EXERCISE DESCRIPTION
Quote all entries in full, exactly.

═══ RAW DATA ═══

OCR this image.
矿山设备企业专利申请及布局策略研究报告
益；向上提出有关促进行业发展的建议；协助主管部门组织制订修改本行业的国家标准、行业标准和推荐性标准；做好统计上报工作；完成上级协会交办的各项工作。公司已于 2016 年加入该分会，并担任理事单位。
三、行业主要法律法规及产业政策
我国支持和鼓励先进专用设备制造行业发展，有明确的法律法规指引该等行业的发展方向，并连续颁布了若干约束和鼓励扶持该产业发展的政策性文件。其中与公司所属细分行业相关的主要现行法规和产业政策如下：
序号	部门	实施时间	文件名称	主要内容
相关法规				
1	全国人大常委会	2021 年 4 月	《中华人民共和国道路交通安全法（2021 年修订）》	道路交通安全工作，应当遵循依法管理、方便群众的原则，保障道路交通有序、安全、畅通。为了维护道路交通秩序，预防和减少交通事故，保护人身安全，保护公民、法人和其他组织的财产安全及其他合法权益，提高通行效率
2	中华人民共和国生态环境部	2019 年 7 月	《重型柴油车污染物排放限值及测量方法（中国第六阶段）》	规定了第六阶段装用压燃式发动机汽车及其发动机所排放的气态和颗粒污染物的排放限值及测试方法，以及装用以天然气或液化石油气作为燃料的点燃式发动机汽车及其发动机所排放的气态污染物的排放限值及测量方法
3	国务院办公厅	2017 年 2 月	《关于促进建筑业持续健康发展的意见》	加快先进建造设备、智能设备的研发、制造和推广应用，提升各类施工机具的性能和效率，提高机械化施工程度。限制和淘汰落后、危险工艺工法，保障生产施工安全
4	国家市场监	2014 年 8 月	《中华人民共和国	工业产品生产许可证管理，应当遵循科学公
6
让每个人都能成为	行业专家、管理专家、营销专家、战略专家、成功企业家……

═══

EXERCISE RESPONSE
OCR this image.
矿山设备企业专利申请及布局策略研究报告
益；向上提出有关促进行业发展的建议；协助主管部门组织制订修改本行业的国家标准、行业标准和推荐性标准；做好统计上报工作；完成上级协会交办的各项工作。公司已于 2016 年加入该分会，并担任理事单位。
三、行业主要法律法规及产业政策
我国支持和鼓励先进专用设备制造行业发展，有明确的法律法规指引该等行业的发展方向，并连续颁布了若干约束和鼓励扶持该产业发展的政策性文件。其中与公司所属细分行业相关的主要现行法规和产业政策如下：
序号	部门	实施时间	文件名称	主要内容
相关法规				
1	全国人大常委会	2021 年 4 月	《中华人民共和国道路交通安全法（2021 年修订）》	道路交通安全工作，应当遵循依法管理、方便群众的原则，保障道路交通有序、安全、畅通。为了维护道路交通秩序，预防和减少交通事故，保护人身安全，保护公民、法人和其他组织的财产安全及其他合法权益，提高通行效率
2	中华人民共和国生态环境部	2019 年 7 月	《重型柴油车污染物排放限值及测量方法（中国第六阶段）》	规定了第六阶段装用压燃式发动机汽车及其发动机所排放的气态和颗粒污染物的排放限值及测试方法，以及装用以天然气或液化石油气作为燃料的点燃式发动机汽车及其发动机所排放的气态污染物的排放限值及测量方法
3	国务院办公厅	2017 年 2 月	《关于促进建筑业持续健康发展的意见》	加快先进建造设备、智能设备的研发、制造和推广应用，提升各类施工机具的性能和效率，提高机械化施工程度。限制和淘汰落后、危险工艺工法，保障生产施工安全
4	国家市场监	2014 年 8 月	《中华人民共和国	工业产品生产许可证管理，应当遵循科学公
6
让每个人都能成为	行业专家、管理专家、营销专家、战略专家、成功企业家……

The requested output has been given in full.